**WHAT YOU NEED TO DO:**
From the records below, pull each line that has "marker".
==== RECORDS SUPPLIED ====
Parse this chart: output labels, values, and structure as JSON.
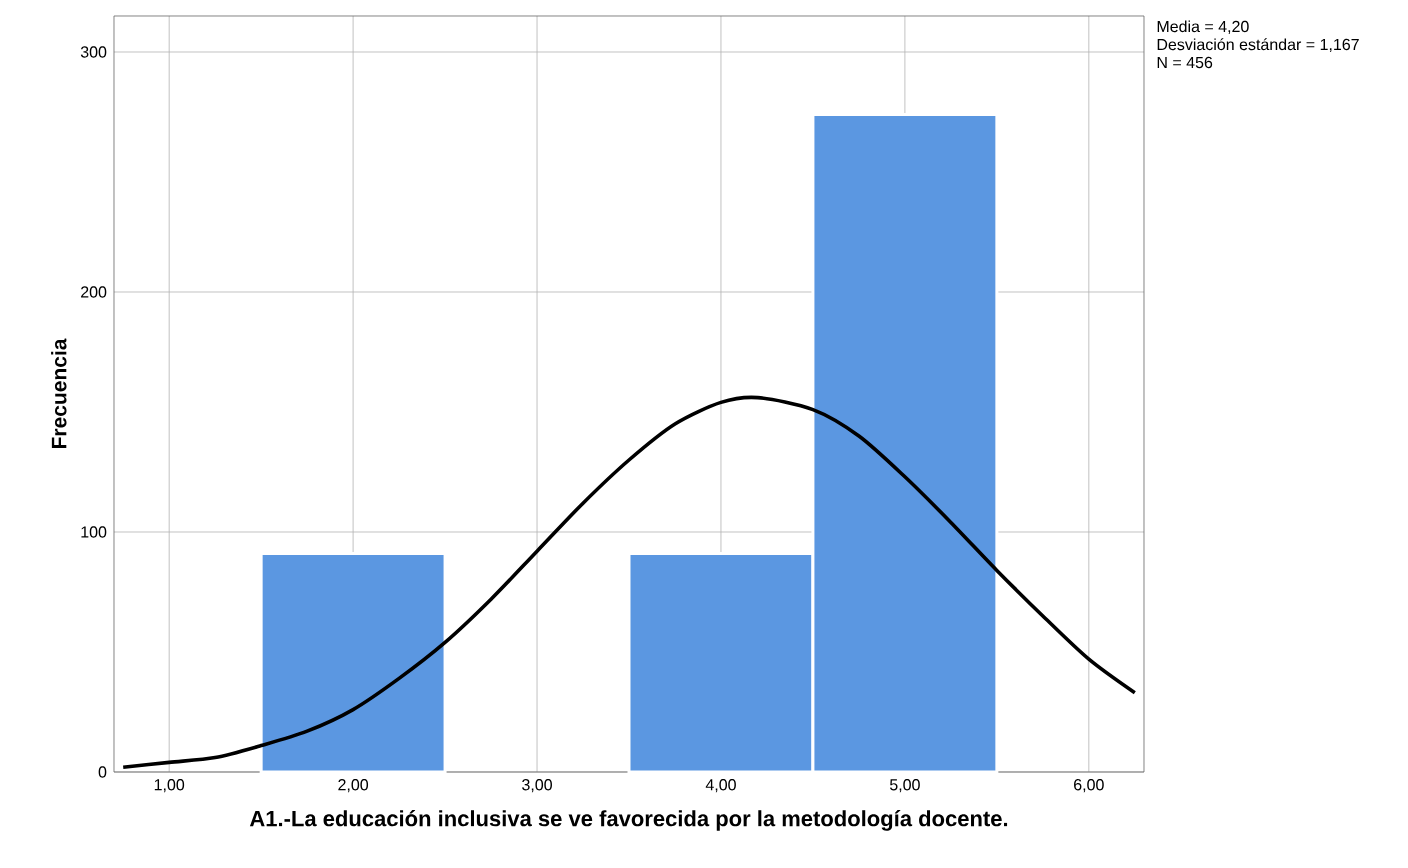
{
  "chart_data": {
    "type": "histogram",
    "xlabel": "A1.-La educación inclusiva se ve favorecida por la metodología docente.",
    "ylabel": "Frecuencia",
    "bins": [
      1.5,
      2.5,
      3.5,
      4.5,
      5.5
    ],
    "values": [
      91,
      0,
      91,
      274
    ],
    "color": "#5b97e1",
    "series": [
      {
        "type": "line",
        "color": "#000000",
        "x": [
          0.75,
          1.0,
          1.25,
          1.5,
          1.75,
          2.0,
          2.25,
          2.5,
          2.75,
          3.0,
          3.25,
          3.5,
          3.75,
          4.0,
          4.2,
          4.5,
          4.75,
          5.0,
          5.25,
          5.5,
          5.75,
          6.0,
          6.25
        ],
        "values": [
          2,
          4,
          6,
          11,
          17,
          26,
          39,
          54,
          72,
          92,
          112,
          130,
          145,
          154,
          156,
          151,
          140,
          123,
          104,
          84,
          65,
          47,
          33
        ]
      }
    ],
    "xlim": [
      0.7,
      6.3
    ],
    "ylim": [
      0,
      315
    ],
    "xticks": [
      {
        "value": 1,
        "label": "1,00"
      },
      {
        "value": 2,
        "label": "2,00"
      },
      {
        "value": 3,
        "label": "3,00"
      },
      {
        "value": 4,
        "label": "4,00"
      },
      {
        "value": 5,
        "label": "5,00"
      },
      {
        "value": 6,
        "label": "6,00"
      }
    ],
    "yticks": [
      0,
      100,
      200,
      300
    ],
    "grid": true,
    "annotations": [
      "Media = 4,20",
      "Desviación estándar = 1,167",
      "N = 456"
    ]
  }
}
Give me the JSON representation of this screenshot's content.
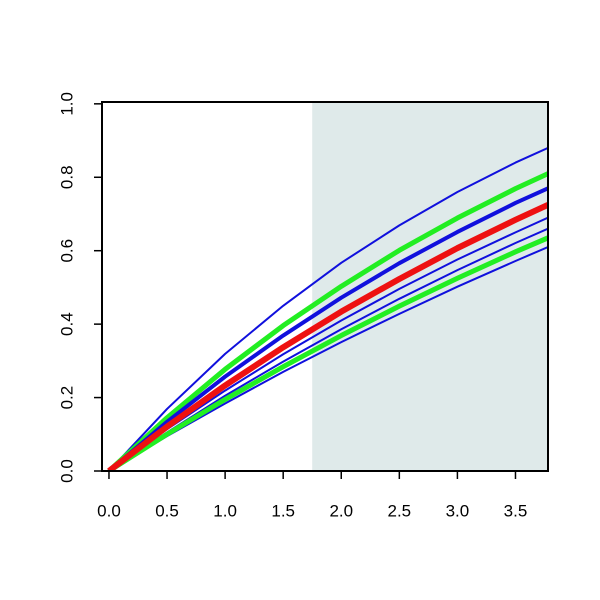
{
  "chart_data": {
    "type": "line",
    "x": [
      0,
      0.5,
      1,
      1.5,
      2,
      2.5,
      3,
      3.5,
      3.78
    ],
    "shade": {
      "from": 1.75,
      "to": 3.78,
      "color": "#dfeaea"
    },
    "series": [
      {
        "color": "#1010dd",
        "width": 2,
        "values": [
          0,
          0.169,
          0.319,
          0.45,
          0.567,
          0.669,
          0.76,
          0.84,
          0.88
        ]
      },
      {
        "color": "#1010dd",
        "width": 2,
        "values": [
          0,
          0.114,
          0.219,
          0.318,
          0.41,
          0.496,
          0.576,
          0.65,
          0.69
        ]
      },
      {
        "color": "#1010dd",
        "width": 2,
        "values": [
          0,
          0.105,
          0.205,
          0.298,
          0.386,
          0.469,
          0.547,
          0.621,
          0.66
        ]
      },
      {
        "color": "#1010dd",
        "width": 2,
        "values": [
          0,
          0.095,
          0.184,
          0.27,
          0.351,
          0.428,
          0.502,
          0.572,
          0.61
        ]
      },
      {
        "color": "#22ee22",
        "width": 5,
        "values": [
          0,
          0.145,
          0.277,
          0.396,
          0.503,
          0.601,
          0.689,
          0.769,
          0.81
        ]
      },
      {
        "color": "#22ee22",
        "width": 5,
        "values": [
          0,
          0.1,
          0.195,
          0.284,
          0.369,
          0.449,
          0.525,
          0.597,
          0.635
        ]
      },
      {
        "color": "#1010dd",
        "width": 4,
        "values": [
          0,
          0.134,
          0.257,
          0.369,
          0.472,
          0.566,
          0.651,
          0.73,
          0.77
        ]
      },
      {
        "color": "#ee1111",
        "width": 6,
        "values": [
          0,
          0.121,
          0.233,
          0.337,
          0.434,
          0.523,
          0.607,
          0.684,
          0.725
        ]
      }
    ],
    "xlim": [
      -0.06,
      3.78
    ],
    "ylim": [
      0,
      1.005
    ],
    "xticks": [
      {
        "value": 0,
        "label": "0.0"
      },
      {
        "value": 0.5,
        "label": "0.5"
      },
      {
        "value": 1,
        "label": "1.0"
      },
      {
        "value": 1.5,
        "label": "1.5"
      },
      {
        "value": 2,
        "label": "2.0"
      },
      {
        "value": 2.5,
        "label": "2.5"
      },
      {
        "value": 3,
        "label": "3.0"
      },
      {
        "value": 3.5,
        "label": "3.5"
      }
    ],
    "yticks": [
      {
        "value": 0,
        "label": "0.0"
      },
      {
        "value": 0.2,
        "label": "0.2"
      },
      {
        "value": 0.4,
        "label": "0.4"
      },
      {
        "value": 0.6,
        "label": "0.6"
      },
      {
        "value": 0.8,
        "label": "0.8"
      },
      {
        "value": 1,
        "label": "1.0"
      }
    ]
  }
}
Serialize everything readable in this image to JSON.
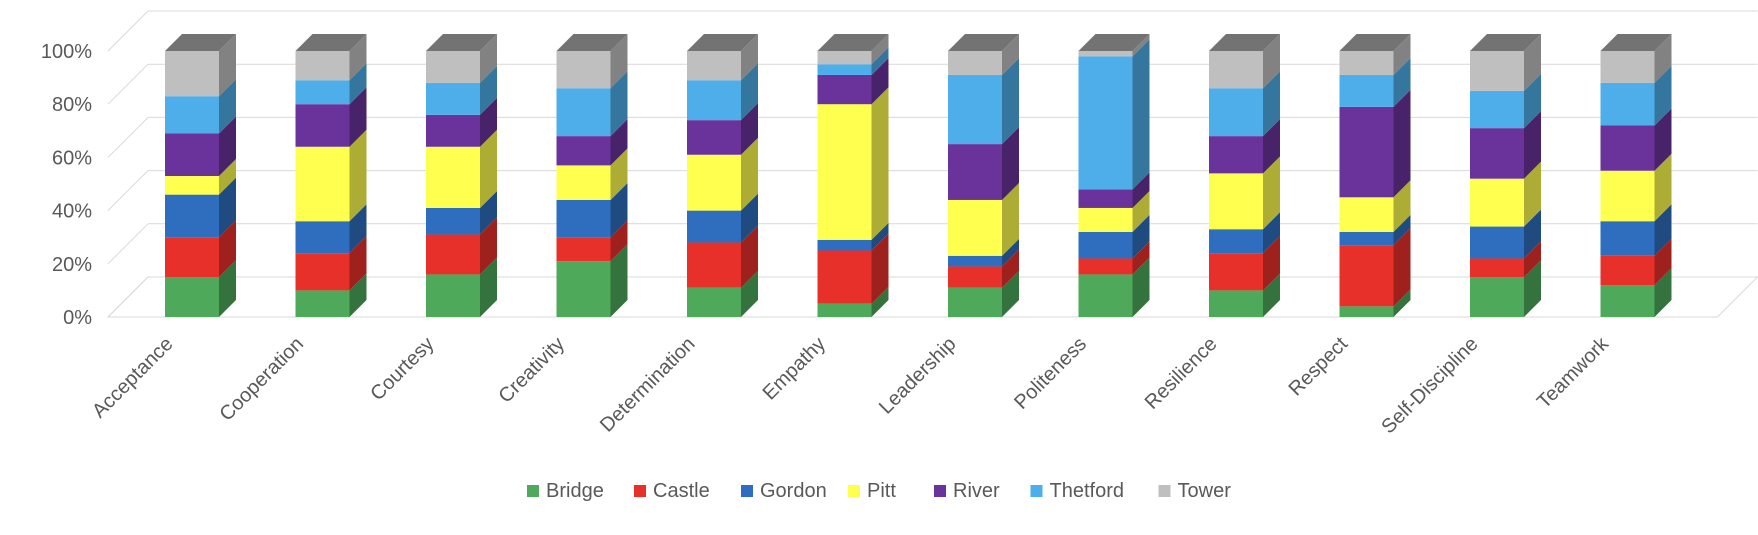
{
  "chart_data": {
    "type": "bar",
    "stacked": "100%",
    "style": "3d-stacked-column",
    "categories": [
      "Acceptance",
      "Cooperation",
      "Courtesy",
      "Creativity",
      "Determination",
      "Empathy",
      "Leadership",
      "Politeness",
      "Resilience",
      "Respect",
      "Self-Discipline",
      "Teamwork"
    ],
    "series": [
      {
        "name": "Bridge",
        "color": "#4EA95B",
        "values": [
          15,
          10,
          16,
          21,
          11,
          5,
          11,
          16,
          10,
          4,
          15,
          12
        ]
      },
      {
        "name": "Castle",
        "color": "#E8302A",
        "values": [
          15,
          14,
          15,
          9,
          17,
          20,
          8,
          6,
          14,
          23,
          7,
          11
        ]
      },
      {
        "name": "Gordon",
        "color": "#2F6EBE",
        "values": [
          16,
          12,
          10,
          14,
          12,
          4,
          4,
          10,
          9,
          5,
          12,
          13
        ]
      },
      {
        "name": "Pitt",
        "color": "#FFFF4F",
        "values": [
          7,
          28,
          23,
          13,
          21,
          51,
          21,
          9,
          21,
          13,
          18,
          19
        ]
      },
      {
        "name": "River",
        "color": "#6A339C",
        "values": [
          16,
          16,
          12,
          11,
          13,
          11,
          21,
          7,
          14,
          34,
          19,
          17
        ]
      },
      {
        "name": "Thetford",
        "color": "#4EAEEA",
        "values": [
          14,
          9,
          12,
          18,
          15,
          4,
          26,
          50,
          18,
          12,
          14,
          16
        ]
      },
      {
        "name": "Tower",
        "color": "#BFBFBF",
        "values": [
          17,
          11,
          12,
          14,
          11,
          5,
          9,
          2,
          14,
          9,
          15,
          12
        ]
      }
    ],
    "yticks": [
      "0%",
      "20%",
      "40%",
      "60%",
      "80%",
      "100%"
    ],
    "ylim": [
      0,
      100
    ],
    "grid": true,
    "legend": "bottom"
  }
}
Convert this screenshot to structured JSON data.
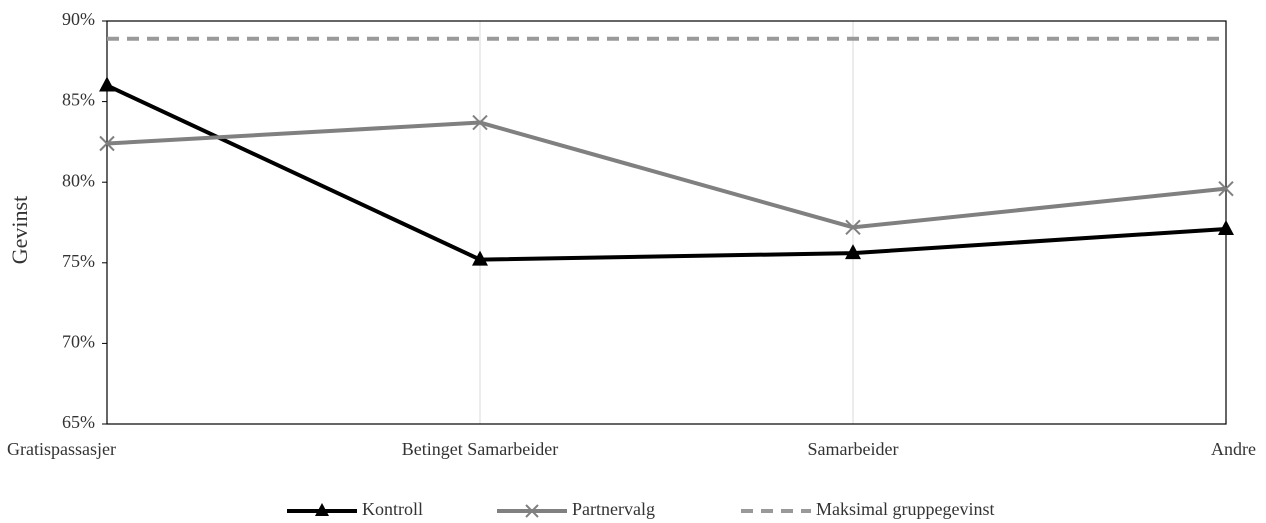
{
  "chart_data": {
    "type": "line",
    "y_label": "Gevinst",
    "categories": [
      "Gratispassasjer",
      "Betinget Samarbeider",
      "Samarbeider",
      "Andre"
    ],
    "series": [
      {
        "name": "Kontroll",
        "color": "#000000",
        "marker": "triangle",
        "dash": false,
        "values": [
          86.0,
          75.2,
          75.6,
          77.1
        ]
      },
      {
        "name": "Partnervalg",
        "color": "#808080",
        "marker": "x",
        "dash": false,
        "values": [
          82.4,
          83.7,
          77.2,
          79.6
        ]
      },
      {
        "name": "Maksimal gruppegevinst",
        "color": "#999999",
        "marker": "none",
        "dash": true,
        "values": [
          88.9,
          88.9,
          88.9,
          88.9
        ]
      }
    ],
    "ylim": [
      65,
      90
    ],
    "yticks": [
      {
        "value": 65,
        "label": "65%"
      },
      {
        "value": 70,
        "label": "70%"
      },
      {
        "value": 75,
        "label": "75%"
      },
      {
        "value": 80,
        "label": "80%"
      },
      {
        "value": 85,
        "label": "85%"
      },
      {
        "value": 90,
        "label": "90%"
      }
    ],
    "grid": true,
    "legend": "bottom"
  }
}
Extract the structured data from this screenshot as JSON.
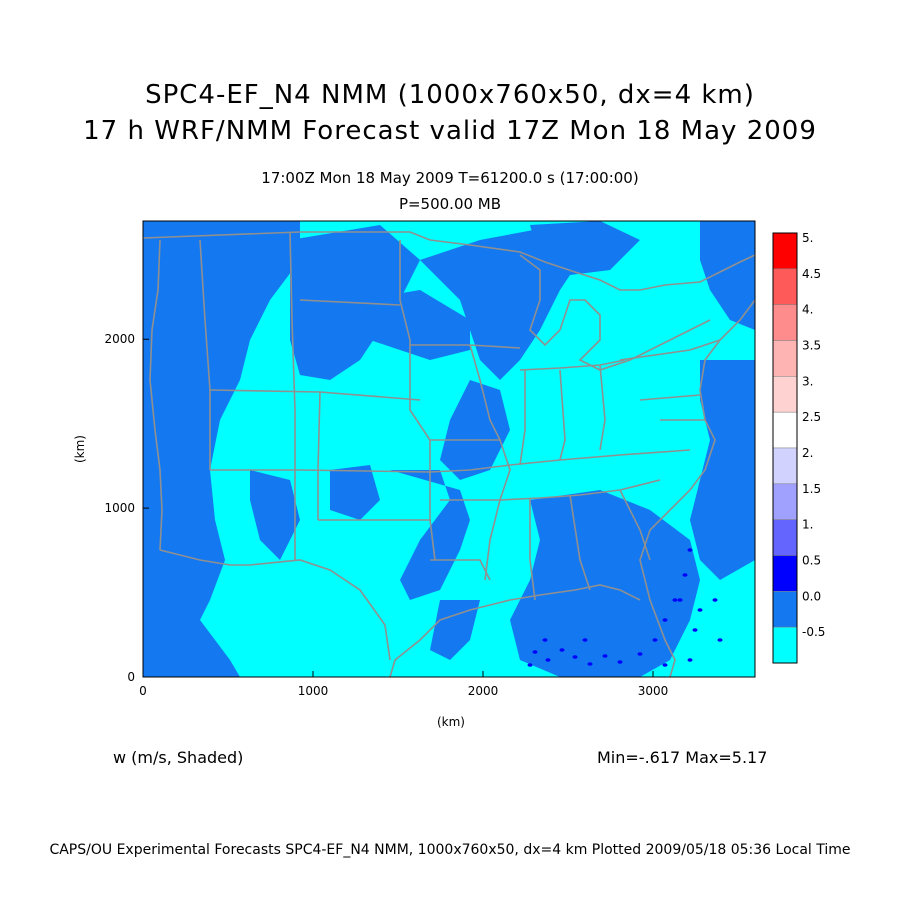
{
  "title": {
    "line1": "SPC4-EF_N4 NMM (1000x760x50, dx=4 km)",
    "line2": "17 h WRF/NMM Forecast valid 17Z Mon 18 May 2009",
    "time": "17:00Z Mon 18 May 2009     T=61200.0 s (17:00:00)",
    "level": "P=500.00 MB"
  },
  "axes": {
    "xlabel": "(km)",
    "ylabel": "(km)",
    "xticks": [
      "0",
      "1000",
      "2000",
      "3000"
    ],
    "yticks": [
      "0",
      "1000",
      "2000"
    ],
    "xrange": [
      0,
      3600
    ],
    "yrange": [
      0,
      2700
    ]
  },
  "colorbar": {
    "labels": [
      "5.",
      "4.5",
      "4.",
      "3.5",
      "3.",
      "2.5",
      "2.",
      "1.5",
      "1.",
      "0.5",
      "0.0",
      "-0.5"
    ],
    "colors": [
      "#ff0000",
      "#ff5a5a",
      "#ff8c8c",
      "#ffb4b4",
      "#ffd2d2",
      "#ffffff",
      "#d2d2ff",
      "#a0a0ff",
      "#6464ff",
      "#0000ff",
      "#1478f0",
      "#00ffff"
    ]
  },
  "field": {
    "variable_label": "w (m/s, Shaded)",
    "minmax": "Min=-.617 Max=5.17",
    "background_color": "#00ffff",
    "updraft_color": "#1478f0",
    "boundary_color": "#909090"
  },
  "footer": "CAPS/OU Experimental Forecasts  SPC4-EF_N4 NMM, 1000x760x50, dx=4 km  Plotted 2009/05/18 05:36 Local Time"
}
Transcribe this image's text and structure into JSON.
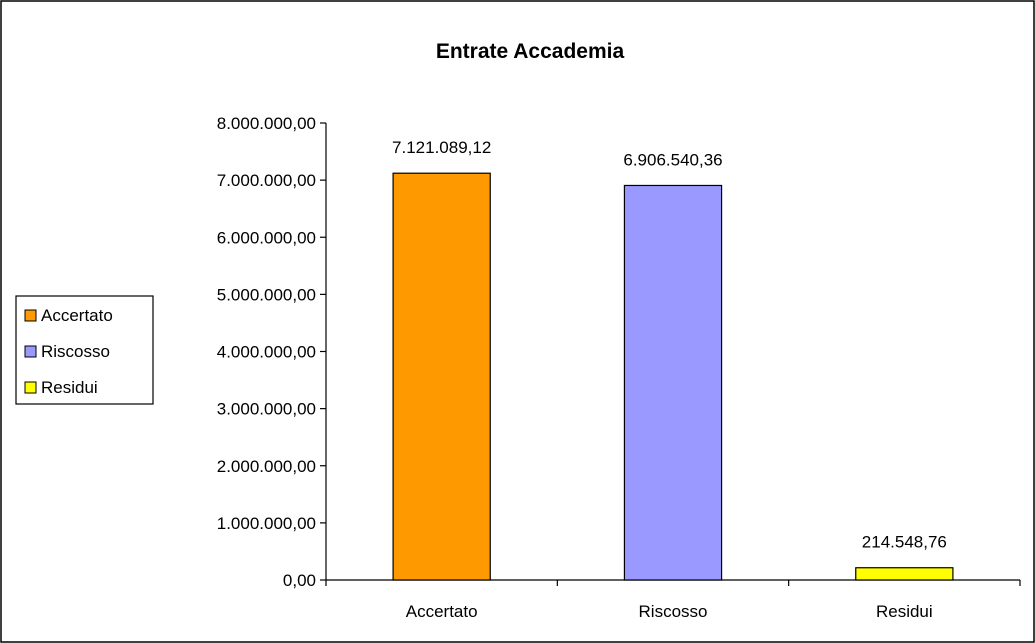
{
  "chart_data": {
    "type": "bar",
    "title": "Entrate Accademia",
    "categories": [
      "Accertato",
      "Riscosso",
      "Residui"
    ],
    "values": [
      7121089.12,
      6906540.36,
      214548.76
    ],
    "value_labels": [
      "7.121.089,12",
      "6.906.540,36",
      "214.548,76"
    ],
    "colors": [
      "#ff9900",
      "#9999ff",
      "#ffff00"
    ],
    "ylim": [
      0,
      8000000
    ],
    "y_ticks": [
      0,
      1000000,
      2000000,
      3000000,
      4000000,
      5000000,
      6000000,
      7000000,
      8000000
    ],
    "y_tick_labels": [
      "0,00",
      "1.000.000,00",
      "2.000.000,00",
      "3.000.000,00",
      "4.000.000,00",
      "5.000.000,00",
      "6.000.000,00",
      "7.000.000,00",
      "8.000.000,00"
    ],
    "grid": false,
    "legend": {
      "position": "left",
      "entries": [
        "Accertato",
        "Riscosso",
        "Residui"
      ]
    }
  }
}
====
**SOLUTION TO THE EXERCISE:**
        "marker": "triangle",
        "marker": "x",
        "marker": "none",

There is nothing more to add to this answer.